▶ _DIRECTIVE_: Transcribe all records exactly.

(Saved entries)
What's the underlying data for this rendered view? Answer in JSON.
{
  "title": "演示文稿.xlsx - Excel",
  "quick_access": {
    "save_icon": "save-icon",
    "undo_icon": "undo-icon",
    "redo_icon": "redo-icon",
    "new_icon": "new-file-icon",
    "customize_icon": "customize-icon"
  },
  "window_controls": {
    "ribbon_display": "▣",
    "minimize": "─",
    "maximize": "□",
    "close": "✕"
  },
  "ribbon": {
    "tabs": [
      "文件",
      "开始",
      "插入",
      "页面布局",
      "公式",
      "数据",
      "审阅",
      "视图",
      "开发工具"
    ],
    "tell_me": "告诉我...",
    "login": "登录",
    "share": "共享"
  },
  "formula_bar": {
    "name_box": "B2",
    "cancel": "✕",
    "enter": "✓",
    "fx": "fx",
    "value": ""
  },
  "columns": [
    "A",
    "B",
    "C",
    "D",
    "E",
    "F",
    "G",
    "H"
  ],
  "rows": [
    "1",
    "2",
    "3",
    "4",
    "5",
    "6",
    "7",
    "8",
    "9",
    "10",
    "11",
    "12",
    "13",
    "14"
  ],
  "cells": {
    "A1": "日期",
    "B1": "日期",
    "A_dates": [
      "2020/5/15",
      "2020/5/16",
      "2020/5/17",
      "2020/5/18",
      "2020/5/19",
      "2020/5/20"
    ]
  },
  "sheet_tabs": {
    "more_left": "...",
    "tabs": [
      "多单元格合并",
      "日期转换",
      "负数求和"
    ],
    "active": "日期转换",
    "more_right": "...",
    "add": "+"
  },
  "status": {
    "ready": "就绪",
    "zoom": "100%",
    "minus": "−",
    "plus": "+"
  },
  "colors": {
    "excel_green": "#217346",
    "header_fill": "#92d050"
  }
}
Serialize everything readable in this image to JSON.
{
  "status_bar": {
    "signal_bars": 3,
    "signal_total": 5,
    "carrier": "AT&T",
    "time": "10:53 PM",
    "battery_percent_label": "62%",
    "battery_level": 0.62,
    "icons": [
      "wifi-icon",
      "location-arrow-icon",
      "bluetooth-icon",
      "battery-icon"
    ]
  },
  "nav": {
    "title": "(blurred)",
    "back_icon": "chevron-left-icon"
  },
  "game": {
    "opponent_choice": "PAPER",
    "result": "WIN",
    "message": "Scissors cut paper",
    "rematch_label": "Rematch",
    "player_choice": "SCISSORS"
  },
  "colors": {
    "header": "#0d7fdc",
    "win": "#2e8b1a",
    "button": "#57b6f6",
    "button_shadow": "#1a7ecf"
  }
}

▶ _COMPLETED TASK_:
What's the underlying data for this rendered view? Answer in JSON.
{
  "title": "演示文稿.xlsx - Excel",
  "quick_access": {
    "save_icon": "save-icon",
    "undo_icon": "undo-icon",
    "redo_icon": "redo-icon",
    "new_icon": "new-file-icon",
    "customize_icon": "customize-icon"
  },
  "window_controls": {
    "ribbon_display": "▣",
    "minimize": "─",
    "maximize": "□",
    "close": "✕"
  },
  "ribbon": {
    "tabs": [
      "文件",
      "开始",
      "插入",
      "页面布局",
      "公式",
      "数据",
      "审阅",
      "视图",
      "开发工具"
    ],
    "tell_me": "告诉我...",
    "login": "登录",
    "share": "共享"
  },
  "formula_bar": {
    "name_box": "B2",
    "cancel": "✕",
    "enter": "✓",
    "fx": "fx",
    "value": ""
  },
  "columns": [
    "A",
    "B",
    "C",
    "D",
    "E",
    "F",
    "G",
    "H"
  ],
  "rows": [
    "1",
    "2",
    "3",
    "4",
    "5",
    "6",
    "7",
    "8",
    "9",
    "10",
    "11",
    "12",
    "13",
    "14"
  ],
  "cells": {
    "A1": "日期",
    "B1": "日期",
    "A_dates": [
      "2020/5/15",
      "2020/5/16",
      "2020/5/17",
      "2020/5/18",
      "2020/5/19",
      "2020/5/20"
    ]
  },
  "sheet_tabs": {
    "more_left": "...",
    "tabs": [
      "多单元格合并",
      "日期转换",
      "负数求和"
    ],
    "active": "日期转换",
    "more_right": "...",
    "add": "+"
  },
  "status": {
    "ready": "就绪",
    "zoom": "100%",
    "minus": "−",
    "plus": "+"
  },
  "colors": {
    "excel_green": "#217346",
    "header_fill": "#92d050"
  }
}
Serialize everything readable in this image to JSON.
{
  "status_bar": {
    "signal_bars": 3,
    "signal_total": 5,
    "carrier": "AT&T",
    "time": "10:53 PM",
    "battery_percent_label": "62%",
    "battery_level": 0.62,
    "icons": [
      "wifi-icon",
      "location-arrow-icon",
      "bluetooth-icon",
      "battery-icon"
    ]
  },
  "nav": {
    "title": "(blurred)",
    "back_icon": "chevron-left-icon"
  },
  "game": {
    "opponent_choice": "PAPER",
    "result": "WIN",
    "message": "Scissors cut paper",
    "rematch_label": "Rematch",
    "player_choice": "SCISSORS"
  },
  "colors": {
    "header": "#0d7fdc",
    "win": "#2e8b1a",
    "button": "#57b6f6",
    "button_shadow": "#1a7ecf"
  }
}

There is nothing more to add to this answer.